__The problem__
How many lines of the material below contain the string "teacher"? Answer with the number and nothing else.

********

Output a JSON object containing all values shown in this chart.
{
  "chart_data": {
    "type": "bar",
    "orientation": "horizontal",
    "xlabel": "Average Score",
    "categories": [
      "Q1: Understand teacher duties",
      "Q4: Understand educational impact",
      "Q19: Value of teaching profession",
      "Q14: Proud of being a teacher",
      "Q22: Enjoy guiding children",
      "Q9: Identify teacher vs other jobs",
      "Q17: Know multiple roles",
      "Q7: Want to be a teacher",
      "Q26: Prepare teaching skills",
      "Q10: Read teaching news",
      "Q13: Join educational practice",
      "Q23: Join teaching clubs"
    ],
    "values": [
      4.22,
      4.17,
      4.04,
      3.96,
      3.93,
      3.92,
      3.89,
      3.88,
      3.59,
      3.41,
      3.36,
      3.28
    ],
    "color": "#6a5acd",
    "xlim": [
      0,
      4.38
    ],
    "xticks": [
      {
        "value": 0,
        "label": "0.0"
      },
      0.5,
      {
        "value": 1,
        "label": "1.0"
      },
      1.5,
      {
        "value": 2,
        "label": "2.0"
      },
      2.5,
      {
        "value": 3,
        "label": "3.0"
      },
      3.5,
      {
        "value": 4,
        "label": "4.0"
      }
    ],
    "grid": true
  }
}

********

__Task solution__
4